Text passage -

§

This channel is like anti-depression medication. Long live john townsend
I agree, I always feel numb while watching townsends
@@imbetter599 lol
ironically the opposite on the actual era
what
@@cypherusuh That is exactly what makes this therapeutic. It makes you think about a different time, before things got so complicated... I would give all this technology up, to be able to live in a simpler time. Where people had to work together to survive, unlike today, where people "troll" each other for "fun."
0:40 Cod Drying Racks.
Fantastic dual-purpose device..
On one end, it dries your fish
On the other end, and for several miles downwind, it forms an impenetrable barrier of stench. Great for warding off invaders, killing vermin in the fields, and *great* motivation for dieters.
I can only imagine what it's like dating in those Norwegian villages. No need for perfume, everyone and everything smells like stockfish. It's like a curse and a blessing at the same time.
@@far_centristhonestly it does not smell very strong.
I love videos where you talk about rations
Yes, I think cooking with limited supplies is really interesting.
I also like ration videos
Check out Steve1989MREInfo
It’s my favorite subject on the channel
Homeless people cook with "rations" all the time.
Here in Newfoundland "salt cod" was split, deboned, spread flat on "fish flakes" or rocky beaches, heavily salted, and allowed to dry. The fish was flat and the main bones had been removed, so it was much easier to work with. It was soaked overnight before preparation. For hundreds of years salt cod was the mainstay of our economy, and it is still a traditional meal enjoyed by many. One of our closest trading partners for those hundreds of years was New England. Many folks in Newfoundland still have a great affection for the "Boston states," and have family members who immigrated there. I absolutely love your show, Jason. Keep up the tremendous work!
Frank Dawe Coincidentally salted cod was also traded with the British colonies in the Caribbean and Ackee and Saltfish (made with Newfoundland cod) is actually the national dish of Jamaica.
Hey another newfie. I'm originally from the Rock, too. :)
God bless Newfies
Salt cod is the closest you get to the national ingredient of Portugal. I won't say "dish" because we say there's 365 recipes, one for every day of the year.
Twillingate native here!
If pirates attacked, I wonder if the sailors would beat them back by wielding stockfish as clubs.
_"No! Come back & fight us for longer! We still have to pound this for hours before we can eat it."_
;))) underrated comment
Before the Attack:
Pirate Crewman: Captain, We be low on weapons
Pirate Captain: Aye. Use the "thing"
Both ships begin an all out brawl with their stockfish clubs.
You could probably stuff them into the cannons
@@scottydu81 [boom] ah, mana from the heavens!

§

Activity - According to the comment thread, what is the national dish of Jamaica? The lines that follow have nothing to do with the comment thread.

Document structure recognition data -
§

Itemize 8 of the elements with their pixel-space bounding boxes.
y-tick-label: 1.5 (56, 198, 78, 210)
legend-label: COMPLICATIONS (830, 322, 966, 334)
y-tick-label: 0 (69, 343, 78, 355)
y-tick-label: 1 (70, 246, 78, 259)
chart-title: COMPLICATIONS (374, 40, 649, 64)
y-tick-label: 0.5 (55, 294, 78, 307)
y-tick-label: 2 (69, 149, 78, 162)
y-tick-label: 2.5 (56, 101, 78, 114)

§

Final answer - Ackee and Saltfish, made with Newfoundland cod.